Below are some records; retype all of them exactly.

Data listing =
---
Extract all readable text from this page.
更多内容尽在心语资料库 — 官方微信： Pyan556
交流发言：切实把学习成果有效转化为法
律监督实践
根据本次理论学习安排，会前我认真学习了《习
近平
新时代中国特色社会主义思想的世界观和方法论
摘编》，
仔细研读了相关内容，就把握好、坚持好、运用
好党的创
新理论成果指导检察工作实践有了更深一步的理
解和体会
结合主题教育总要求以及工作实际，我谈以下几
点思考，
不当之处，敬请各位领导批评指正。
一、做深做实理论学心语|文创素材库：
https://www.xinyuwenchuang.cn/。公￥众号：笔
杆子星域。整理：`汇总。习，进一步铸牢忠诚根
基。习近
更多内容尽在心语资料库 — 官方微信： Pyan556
---
COMPLETE ANSWER =
Extract all readable text from this page.
更多内容尽在心语资料库 — 官方微信： Pyan556
交流发言：切实把学习成果有效转化为法
律监督实践
根据本次理论学习安排，会前我认真学习了《习
近平
新时代中国特色社会主义思想的世界观和方法论
摘编》，
仔细研读了相关内容，就把握好、坚持好、运用
好党的创
新理论成果指导检察工作实践有了更深一步的理
解和体会
结合主题教育总要求以及工作实际，我谈以下几
点思考，
不当之处，敬请各位领导批评指正。
一、做深做实理论学心语|文创素材库：
https://www.xinyuwenchuang.cn/。公￥众号：笔
杆子星域。整理：`汇总。习，进一步铸牢忠诚根
基。习近
更多内容尽在心语资料库 — 官方微信： Pyan556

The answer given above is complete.